Some records:

-------

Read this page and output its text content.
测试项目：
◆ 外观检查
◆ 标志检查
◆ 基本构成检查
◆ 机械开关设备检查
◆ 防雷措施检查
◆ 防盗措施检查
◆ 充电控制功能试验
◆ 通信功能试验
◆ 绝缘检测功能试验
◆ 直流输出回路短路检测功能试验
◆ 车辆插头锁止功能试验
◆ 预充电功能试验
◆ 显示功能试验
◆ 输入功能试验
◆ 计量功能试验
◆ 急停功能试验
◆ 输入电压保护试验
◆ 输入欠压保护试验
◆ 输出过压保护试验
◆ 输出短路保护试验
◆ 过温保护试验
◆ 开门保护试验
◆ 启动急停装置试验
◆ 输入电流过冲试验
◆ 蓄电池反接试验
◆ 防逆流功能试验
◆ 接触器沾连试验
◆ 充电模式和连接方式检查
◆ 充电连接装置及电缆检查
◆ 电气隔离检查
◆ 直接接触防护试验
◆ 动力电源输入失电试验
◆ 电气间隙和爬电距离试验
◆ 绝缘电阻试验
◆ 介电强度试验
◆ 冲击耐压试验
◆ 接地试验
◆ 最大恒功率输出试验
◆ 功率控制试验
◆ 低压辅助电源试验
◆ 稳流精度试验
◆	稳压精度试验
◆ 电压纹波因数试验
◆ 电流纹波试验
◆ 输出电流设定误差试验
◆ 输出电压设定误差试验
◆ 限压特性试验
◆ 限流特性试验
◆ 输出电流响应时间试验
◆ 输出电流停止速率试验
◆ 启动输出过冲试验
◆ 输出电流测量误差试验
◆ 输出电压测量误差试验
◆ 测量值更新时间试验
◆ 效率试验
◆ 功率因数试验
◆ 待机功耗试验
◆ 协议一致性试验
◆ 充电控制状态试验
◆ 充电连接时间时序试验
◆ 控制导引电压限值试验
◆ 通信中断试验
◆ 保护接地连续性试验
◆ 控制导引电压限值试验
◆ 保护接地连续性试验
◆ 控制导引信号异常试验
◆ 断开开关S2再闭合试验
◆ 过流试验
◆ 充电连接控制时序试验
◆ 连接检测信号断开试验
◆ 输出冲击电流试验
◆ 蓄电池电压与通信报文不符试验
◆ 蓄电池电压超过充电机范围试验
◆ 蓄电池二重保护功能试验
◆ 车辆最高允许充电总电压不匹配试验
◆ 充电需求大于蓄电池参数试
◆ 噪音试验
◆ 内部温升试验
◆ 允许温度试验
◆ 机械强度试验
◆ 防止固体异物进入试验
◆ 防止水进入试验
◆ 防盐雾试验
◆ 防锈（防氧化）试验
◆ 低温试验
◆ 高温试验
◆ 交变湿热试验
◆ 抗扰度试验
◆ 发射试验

-------

* **Your instructions**:
Each record must be repeated exactly as it is.

* **In response**:
Read this page and output its text content.
测试项目：
◆ 外观检查
◆ 标志检查
◆ 基本构成检查
◆ 机械开关设备检查
◆ 防雷措施检查
◆ 防盗措施检查
◆ 充电控制功能试验
◆ 通信功能试验
◆ 绝缘检测功能试验
◆ 直流输出回路短路检测功能试验
◆ 车辆插头锁止功能试验
◆ 预充电功能试验
◆ 显示功能试验
◆ 输入功能试验
◆ 计量功能试验
◆ 急停功能试验
◆ 输入电压保护试验
◆ 输入欠压保护试验
◆ 输出过压保护试验
◆ 输出短路保护试验
◆ 过温保护试验
◆ 开门保护试验
◆ 启动急停装置试验
◆ 输入电流过冲试验
◆ 蓄电池反接试验
◆ 防逆流功能试验
◆ 接触器沾连试验
◆ 充电模式和连接方式检查
◆ 充电连接装置及电缆检查
◆ 电气隔离检查
◆ 直接接触防护试验
◆ 动力电源输入失电试验
◆ 电气间隙和爬电距离试验
◆ 绝缘电阻试验
◆ 介电强度试验
◆ 冲击耐压试验
◆ 接地试验
◆ 最大恒功率输出试验
◆ 功率控制试验
◆ 低压辅助电源试验
◆ 稳流精度试验
◆	稳压精度试验
◆ 电压纹波因数试验
◆ 电流纹波试验
◆ 输出电流设定误差试验
◆ 输出电压设定误差试验
◆ 限压特性试验
◆ 限流特性试验
◆ 输出电流响应时间试验
◆ 输出电流停止速率试验
◆ 启动输出过冲试验
◆ 输出电流测量误差试验
◆ 输出电压测量误差试验
◆ 测量值更新时间试验
◆ 效率试验
◆ 功率因数试验
◆ 待机功耗试验
◆ 协议一致性试验
◆ 充电控制状态试验
◆ 充电连接时间时序试验
◆ 控制导引电压限值试验
◆ 通信中断试验
◆ 保护接地连续性试验
◆ 控制导引电压限值试验
◆ 保护接地连续性试验
◆ 控制导引信号异常试验
◆ 断开开关S2再闭合试验
◆ 过流试验
◆ 充电连接控制时序试验
◆ 连接检测信号断开试验
◆ 输出冲击电流试验
◆ 蓄电池电压与通信报文不符试验
◆ 蓄电池电压超过充电机范围试验
◆ 蓄电池二重保护功能试验
◆ 车辆最高允许充电总电压不匹配试验
◆ 充电需求大于蓄电池参数试
◆ 噪音试验
◆ 内部温升试验
◆ 允许温度试验
◆ 机械强度试验
◆ 防止固体异物进入试验
◆ 防止水进入试验
◆ 防盐雾试验
◆ 防锈（防氧化）试验
◆ 低温试验
◆ 高温试验
◆ 交变湿热试验
◆ 抗扰度试验
◆ 发射试验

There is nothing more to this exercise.